[Start Data supplied]
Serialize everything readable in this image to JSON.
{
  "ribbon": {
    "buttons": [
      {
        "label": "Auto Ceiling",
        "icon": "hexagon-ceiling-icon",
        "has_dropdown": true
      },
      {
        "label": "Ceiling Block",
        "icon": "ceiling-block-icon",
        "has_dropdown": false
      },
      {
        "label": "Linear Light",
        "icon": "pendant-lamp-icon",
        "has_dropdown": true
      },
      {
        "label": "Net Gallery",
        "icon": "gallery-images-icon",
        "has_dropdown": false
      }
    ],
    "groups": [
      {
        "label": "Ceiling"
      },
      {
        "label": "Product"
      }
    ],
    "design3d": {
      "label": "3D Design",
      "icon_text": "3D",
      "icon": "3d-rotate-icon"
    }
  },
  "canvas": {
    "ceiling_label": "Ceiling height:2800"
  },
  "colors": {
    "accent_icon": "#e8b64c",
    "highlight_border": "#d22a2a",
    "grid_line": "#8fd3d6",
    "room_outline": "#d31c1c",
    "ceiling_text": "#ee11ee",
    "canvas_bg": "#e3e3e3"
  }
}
[End Data supplied]
* [Task directions]: The records above should be repeated in full, exactly as given.

* [Output below]:
Serialize everything readable in this image to JSON.
{
  "ribbon": {
    "buttons": [
      {
        "label": "Auto Ceiling",
        "icon": "hexagon-ceiling-icon",
        "has_dropdown": true
      },
      {
        "label": "Ceiling Block",
        "icon": "ceiling-block-icon",
        "has_dropdown": false
      },
      {
        "label": "Linear Light",
        "icon": "pendant-lamp-icon",
        "has_dropdown": true
      },
      {
        "label": "Net Gallery",
        "icon": "gallery-images-icon",
        "has_dropdown": false
      }
    ],
    "groups": [
      {
        "label": "Ceiling"
      },
      {
        "label": "Product"
      }
    ],
    "design3d": {
      "label": "3D Design",
      "icon_text": "3D",
      "icon": "3d-rotate-icon"
    }
  },
  "canvas": {
    "ceiling_label": "Ceiling height:2800"
  },
  "colors": {
    "accent_icon": "#e8b64c",
    "highlight_border": "#d22a2a",
    "grid_line": "#8fd3d6",
    "room_outline": "#d31c1c",
    "ceiling_text": "#ee11ee",
    "canvas_bg": "#e3e3e3"
  }
}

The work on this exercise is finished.